O que fazer:
A – No texto sobre o otimismo, em que revista os pesquisadores da Universidade de Nova York publicaram o estudo?
B – Reescreva as entradas da primeira linha até a linha com "candle-body xyxy=(192,160,194,167)", inclusive, trocando "candle-body" por "corpo-do-candle" e mantendo o resto sem alteração. Apresente somente essas linhas.

Saldo Semanal

“O ser humano é otimista por natureza”, foi uma das matérias em destaque nos jornais da semana que passou. Em estudo publicado na revista “Nature”, pesquisadores da Universidade de Nova York conseguiram através de ressonância magnética relacionar a tendência ao pensamento positivo a determinadas áreas do cérebro, responsáveis pela sensação de bem-estar. O estudo revela que grandes níveis de ativação na amígdala e no córtex cingulado anterior combinam com as tendências individuais ao otimismo. Tais mecanismos explicariam, portanto, a inclinação natural dos seres humanos a projetar eventos positivos para o futuro. Por outro lado, problemas de mau funcionamento nessas áreas do cérebro já foram relacionados, em estudos anteriores, a problemas de depressão ligados ao pessimismo.
A divulgação dessa pesquisa foi não apenas uma surpresa para mim, como talvez a oportunidade de elucidar um mistério com o qual venho há tempos matutando. Será que, por causa da alimentação ou talvez de herança genética, quem nasce no Brasil tem essas regiões cerebrais mais desenvolvidas que o normal? Ou o quê mais explicaria o fato de a maioria esmagadora dos brasileiros, de cidadãos cumpridores de seus deveres, acordar todos os dias, levantar e sair de casa para trabalhar? Convenhamos que viver neste país pode ser uma experiência de alto risco, pelo menos para os excluído do seleto grupo de privilegiados que vive amparado pela rede de proteção que o estado e o sistema garantem aos endinheirados e aos formadores de opinião.
Se não, vejamos o que dizem outras matérias em destaque na semana que passou:
“Neurocirurgiões abrem crânio a marteladas” A utilização de furadeiras de marcenaria em neurocirurgias é apenas um dos problemas dos hospitais públicos do Rio, onde se utilizam instrumentos ainda mais rudimentares como martelos e goivas para abrir a cabeça de pacientes com lesões cerebrais...

Material de entrada:

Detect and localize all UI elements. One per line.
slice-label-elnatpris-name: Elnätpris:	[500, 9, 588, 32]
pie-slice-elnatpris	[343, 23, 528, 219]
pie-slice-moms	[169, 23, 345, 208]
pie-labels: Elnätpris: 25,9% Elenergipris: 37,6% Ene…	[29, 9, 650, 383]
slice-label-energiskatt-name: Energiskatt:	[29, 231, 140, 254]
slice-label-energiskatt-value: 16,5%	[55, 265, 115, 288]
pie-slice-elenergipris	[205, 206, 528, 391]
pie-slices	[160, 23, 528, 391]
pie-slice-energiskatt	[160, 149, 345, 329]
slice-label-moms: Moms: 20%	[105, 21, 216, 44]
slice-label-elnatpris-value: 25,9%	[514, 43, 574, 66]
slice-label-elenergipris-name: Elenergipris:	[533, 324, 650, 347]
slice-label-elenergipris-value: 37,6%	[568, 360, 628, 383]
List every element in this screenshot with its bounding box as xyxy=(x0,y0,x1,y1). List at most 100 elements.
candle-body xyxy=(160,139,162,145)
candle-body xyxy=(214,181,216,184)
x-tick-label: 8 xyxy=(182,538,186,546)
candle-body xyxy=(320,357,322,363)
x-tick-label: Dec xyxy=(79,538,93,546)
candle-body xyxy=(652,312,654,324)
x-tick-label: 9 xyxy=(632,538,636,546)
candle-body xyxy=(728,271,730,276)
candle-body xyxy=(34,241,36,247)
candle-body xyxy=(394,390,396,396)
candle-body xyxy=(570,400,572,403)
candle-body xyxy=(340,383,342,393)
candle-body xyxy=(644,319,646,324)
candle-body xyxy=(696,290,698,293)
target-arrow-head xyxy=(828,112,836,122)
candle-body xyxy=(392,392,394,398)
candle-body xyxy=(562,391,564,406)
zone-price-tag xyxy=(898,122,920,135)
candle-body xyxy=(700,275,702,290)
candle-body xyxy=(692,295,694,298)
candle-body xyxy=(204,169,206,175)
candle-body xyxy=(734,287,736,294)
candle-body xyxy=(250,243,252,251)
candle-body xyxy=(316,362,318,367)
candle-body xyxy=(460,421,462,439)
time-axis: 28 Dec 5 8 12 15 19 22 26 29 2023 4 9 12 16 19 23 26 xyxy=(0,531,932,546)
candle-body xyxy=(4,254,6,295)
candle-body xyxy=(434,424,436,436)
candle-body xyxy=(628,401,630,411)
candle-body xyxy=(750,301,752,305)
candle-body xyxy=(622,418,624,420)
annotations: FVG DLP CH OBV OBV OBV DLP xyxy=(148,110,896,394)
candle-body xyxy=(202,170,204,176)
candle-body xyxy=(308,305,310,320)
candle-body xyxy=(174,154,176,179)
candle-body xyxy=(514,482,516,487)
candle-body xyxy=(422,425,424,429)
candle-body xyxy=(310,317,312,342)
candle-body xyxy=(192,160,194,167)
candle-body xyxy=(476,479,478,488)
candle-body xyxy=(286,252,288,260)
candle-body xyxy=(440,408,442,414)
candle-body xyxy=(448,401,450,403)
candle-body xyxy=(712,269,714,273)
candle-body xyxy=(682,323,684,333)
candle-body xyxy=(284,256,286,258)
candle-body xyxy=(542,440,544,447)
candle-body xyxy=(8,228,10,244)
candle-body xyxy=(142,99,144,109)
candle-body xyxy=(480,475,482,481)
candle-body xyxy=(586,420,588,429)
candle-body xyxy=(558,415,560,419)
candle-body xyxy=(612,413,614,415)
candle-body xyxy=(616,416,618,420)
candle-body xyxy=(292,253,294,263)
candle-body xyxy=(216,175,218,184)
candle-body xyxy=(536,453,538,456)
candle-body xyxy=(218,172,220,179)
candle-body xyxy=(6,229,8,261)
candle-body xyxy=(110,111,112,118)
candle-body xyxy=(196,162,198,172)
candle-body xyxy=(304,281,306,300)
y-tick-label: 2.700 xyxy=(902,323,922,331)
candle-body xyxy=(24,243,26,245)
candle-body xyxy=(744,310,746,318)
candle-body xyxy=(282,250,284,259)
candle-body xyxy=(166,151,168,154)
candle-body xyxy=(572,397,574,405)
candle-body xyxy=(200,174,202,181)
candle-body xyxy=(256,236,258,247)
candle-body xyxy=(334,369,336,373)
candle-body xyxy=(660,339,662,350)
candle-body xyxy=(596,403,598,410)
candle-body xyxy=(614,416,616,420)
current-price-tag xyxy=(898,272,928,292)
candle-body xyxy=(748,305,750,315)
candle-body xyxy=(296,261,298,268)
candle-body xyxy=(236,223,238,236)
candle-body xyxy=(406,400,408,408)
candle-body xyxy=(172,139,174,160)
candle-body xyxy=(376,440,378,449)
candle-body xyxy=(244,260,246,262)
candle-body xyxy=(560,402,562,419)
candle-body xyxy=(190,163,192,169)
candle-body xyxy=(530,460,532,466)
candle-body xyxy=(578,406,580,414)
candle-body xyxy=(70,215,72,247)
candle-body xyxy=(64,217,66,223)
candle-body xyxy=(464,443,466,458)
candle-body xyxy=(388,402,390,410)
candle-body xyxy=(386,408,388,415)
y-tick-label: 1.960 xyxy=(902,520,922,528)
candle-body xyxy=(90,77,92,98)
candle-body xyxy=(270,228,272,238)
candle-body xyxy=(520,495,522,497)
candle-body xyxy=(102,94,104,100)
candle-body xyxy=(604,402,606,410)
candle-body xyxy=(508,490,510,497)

Respostas por tarefa:
A – Na revista “Nature”.

B –
Detect and localize all UI elements. One per line.
slice-label-elnatpris-name: Elnätpris:	[500, 9, 588, 32]
pie-slice-elnatpris	[343, 23, 528, 219]
pie-slice-moms	[169, 23, 345, 208]
pie-labels: Elnätpris: 25,9% Elenergipris: 37,6% Ene…	[29, 9, 650, 383]
slice-label-energiskatt-name: Energiskatt:	[29, 231, 140, 254]
slice-label-energiskatt-value: 16,5%	[55, 265, 115, 288]
pie-slice-elenergipris	[205, 206, 528, 391]
pie-slices	[160, 23, 528, 391]
pie-slice-energiskatt	[160, 149, 345, 329]
slice-label-moms: Moms: 20%	[105, 21, 216, 44]
slice-label-elnatpris-value: 25,9%	[514, 43, 574, 66]
slice-label-elenergipris-name: Elenergipris:	[533, 324, 650, 347]
slice-label-elenergipris-value: 37,6%	[568, 360, 628, 383]
List every element in this screenshot with its bounding box as xyxy=(x0,y0,x1,y1). List at most 100 elements.
corpo-do-candle xyxy=(160,139,162,145)
corpo-do-candle xyxy=(214,181,216,184)
x-tick-label: 8 xyxy=(182,538,186,546)
corpo-do-candle xyxy=(320,357,322,363)
x-tick-label: Dec xyxy=(79,538,93,546)
corpo-do-candle xyxy=(652,312,654,324)
x-tick-label: 9 xyxy=(632,538,636,546)
corpo-do-candle xyxy=(728,271,730,276)
corpo-do-candle xyxy=(34,241,36,247)
corpo-do-candle xyxy=(394,390,396,396)
corpo-do-candle xyxy=(570,400,572,403)
corpo-do-candle xyxy=(340,383,342,393)
corpo-do-candle xyxy=(644,319,646,324)
corpo-do-candle xyxy=(696,290,698,293)
target-arrow-head xyxy=(828,112,836,122)
corpo-do-candle xyxy=(392,392,394,398)
corpo-do-candle xyxy=(562,391,564,406)
zone-price-tag xyxy=(898,122,920,135)
corpo-do-candle xyxy=(700,275,702,290)
corpo-do-candle xyxy=(692,295,694,298)
corpo-do-candle xyxy=(204,169,206,175)
corpo-do-candle xyxy=(734,287,736,294)
corpo-do-candle xyxy=(250,243,252,251)
corpo-do-candle xyxy=(316,362,318,367)
corpo-do-candle xyxy=(460,421,462,439)
time-axis: 28 Dec 5 8 12 15 19 22 26 29 2023 4 9 12 16 19 23 26 xyxy=(0,531,932,546)
corpo-do-candle xyxy=(4,254,6,295)
corpo-do-candle xyxy=(434,424,436,436)
corpo-do-candle xyxy=(628,401,630,411)
corpo-do-candle xyxy=(750,301,752,305)
corpo-do-candle xyxy=(622,418,624,420)
annotations: FVG DLP CH OBV OBV OBV DLP xyxy=(148,110,896,394)
corpo-do-candle xyxy=(202,170,204,176)
corpo-do-candle xyxy=(308,305,310,320)
corpo-do-candle xyxy=(174,154,176,179)
corpo-do-candle xyxy=(514,482,516,487)
corpo-do-candle xyxy=(422,425,424,429)
corpo-do-candle xyxy=(310,317,312,342)
corpo-do-candle xyxy=(192,160,194,167)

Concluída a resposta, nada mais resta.